| Stated problem |
Every line of the material is to be quoted verbatim, minus the pictures.

───── Records shown ─────

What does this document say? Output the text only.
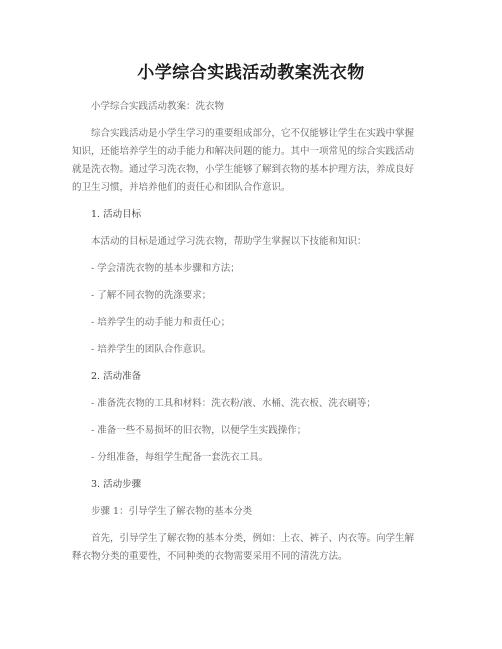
小学综合实践活动教案洗衣物
小学综合实践活动教案：洗衣物
综合实践活动是小学生学习的重要组成部分，它不仅能够让学生在实践中掌握
知识，还能培养学生的动手能力和解决问题的能力。其中一项常见的综合实践活动
就是洗衣物。通过学习洗衣物，小学生能够了解到衣物的基本护理方法，养成良好
的卫生习惯，并培养他们的责任心和团队合作意识。
1. 活动目标
本活动的目标是通过学习洗衣物，帮助学生掌握以下技能和知识：
- 学会清洗衣物的基本步骤和方法；
- 了解不同衣物的洗涤要求；
- 培养学生的动手能力和责任心；
- 培养学生的团队合作意识。
2. 活动准备
- 准备洗衣物的工具和材料：洗衣粉/液、水桶、洗衣板、洗衣刷等；
- 准备一些不易损坏的旧衣物，以便学生实践操作；
- 分组准备，每组学生配备一套洗衣工具。
3. 活动步骤
步骤 1：引导学生了解衣物的基本分类
首先，引导学生了解衣物的基本分类，例如：上衣、裤子、内衣等。向学生解
释衣物分类的重要性，不同种类的衣物需要采用不同的清洗方法。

─────

| Exercise result |
What does this document say? Output the text only.
小学综合实践活动教案洗衣物
小学综合实践活动教案：洗衣物
综合实践活动是小学生学习的重要组成部分，它不仅能够让学生在实践中掌握
知识，还能培养学生的动手能力和解决问题的能力。其中一项常见的综合实践活动
就是洗衣物。通过学习洗衣物，小学生能够了解到衣物的基本护理方法，养成良好
的卫生习惯，并培养他们的责任心和团队合作意识。
1. 活动目标
本活动的目标是通过学习洗衣物，帮助学生掌握以下技能和知识：
- 学会清洗衣物的基本步骤和方法；
- 了解不同衣物的洗涤要求；
- 培养学生的动手能力和责任心；
- 培养学生的团队合作意识。
2. 活动准备
- 准备洗衣物的工具和材料：洗衣粉/液、水桶、洗衣板、洗衣刷等；
- 准备一些不易损坏的旧衣物，以便学生实践操作；
- 分组准备，每组学生配备一套洗衣工具。
3. 活动步骤
步骤 1：引导学生了解衣物的基本分类
首先，引导学生了解衣物的基本分类，例如：上衣、裤子、内衣等。向学生解
释衣物分类的重要性，不同种类的衣物需要采用不同的清洗方法。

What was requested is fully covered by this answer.